Please find the lines in the entries below that contain the word "Sheng", and copy each one.

(Document transcript data)
....
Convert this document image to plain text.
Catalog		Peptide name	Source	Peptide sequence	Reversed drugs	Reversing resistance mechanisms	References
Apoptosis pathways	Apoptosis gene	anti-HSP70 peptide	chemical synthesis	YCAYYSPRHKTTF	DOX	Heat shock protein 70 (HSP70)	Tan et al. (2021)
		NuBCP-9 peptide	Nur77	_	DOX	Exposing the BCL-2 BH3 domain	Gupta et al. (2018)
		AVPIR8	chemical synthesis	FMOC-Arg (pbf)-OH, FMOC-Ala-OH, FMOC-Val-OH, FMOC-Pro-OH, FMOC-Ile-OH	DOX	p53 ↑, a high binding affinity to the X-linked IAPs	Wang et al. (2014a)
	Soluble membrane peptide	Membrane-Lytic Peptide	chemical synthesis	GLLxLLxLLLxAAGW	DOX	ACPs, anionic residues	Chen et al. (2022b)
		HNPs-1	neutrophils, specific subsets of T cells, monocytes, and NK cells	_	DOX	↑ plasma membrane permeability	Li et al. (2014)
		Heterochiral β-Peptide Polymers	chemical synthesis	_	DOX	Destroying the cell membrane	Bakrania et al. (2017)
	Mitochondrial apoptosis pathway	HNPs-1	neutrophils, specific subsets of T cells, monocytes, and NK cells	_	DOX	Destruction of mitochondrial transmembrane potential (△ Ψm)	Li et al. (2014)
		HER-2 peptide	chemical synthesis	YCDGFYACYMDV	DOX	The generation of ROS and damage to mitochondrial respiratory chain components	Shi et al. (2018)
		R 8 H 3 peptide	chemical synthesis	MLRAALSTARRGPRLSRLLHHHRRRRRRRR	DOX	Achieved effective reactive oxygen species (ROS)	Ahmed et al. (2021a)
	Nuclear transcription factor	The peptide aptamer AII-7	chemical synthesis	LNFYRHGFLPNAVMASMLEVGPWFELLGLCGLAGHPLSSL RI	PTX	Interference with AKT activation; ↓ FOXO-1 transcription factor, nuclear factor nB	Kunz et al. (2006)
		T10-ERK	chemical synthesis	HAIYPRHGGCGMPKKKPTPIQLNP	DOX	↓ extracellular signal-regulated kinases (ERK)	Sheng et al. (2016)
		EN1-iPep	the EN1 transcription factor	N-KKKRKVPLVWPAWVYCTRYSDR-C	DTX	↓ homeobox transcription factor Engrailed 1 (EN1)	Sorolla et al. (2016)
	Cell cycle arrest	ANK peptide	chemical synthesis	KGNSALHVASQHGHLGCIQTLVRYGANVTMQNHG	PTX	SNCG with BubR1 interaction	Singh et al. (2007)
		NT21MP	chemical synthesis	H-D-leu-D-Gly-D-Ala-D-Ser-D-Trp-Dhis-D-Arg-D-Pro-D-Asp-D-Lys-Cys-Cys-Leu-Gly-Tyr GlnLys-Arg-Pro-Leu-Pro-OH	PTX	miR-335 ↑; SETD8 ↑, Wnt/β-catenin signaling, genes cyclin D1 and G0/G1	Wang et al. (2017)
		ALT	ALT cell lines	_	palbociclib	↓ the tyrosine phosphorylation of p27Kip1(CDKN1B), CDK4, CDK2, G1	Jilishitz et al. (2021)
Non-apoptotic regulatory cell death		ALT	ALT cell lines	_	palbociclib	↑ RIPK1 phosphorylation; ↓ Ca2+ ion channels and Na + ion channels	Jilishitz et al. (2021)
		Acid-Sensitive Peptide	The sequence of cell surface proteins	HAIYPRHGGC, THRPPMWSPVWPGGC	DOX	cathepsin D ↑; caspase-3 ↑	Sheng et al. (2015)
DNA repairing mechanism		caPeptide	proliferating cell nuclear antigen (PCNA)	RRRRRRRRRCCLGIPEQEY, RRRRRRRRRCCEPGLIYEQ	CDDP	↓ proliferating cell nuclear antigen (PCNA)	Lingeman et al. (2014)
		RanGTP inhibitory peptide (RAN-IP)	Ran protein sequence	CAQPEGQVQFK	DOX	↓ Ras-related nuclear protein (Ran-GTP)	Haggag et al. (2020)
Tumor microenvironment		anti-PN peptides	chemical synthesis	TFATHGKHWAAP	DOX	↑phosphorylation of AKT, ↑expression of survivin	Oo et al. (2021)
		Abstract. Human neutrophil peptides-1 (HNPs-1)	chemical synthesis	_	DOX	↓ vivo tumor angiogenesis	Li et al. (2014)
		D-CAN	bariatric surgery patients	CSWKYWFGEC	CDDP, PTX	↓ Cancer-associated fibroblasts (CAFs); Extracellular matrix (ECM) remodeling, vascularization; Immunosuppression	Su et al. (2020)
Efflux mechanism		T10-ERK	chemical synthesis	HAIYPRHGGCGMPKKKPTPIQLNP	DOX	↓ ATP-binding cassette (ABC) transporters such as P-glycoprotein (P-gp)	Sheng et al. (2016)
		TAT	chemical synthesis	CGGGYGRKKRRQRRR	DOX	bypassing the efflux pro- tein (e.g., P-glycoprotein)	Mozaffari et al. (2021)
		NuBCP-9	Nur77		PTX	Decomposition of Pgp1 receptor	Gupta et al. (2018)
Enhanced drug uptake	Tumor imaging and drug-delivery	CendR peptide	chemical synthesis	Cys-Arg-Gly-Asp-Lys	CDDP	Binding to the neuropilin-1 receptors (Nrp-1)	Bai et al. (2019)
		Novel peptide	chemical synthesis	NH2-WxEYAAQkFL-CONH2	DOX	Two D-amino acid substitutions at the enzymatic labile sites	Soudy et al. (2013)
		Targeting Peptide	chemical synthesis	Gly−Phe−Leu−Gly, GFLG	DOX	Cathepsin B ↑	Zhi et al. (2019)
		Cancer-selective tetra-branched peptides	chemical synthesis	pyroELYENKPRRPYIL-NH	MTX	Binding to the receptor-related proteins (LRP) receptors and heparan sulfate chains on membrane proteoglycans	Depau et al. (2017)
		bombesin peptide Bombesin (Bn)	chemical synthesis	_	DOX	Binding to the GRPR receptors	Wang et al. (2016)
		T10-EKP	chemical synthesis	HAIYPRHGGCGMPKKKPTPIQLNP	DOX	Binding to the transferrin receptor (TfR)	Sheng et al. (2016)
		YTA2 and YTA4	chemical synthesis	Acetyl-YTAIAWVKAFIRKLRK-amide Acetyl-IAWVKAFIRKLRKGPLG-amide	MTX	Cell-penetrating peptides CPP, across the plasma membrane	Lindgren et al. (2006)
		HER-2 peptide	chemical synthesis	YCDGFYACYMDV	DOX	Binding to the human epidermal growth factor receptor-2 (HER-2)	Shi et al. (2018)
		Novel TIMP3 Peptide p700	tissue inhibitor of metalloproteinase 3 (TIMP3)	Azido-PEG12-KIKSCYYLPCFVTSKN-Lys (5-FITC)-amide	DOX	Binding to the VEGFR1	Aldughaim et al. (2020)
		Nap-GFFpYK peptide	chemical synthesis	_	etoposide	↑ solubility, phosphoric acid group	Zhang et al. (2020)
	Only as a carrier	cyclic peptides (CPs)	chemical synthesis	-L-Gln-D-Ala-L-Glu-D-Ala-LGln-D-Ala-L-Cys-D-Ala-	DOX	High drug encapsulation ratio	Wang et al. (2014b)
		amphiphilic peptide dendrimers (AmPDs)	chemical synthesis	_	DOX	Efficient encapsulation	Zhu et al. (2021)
....
▶ _Your response_:
		T10-ERK	chemical synthesis	HAIYPRHGGCGMPKKKPTPIQLNP	DOX	↓ extracellular signal-regulated kinases (ERK)	Sheng et al. (2016)
		Acid-Sensitive Peptide	The sequence of cell surface proteins	HAIYPRHGGC, THRPPMWSPVWPGGC	DOX	cathepsin D ↑; caspase-3 ↑	Sheng et al. (2015)
Efflux mechanism		T10-ERK	chemical synthesis	HAIYPRHGGCGMPKKKPTPIQLNP	DOX	↓ ATP-binding cassette (ABC) transporters such as P-glycoprotein (P-gp)	Sheng et al. (2016)
		T10-EKP	chemical synthesis	HAIYPRHGGCGMPKKKPTPIQLNP	DOX	Binding to the transferrin receptor (TfR)	Sheng et al. (2016)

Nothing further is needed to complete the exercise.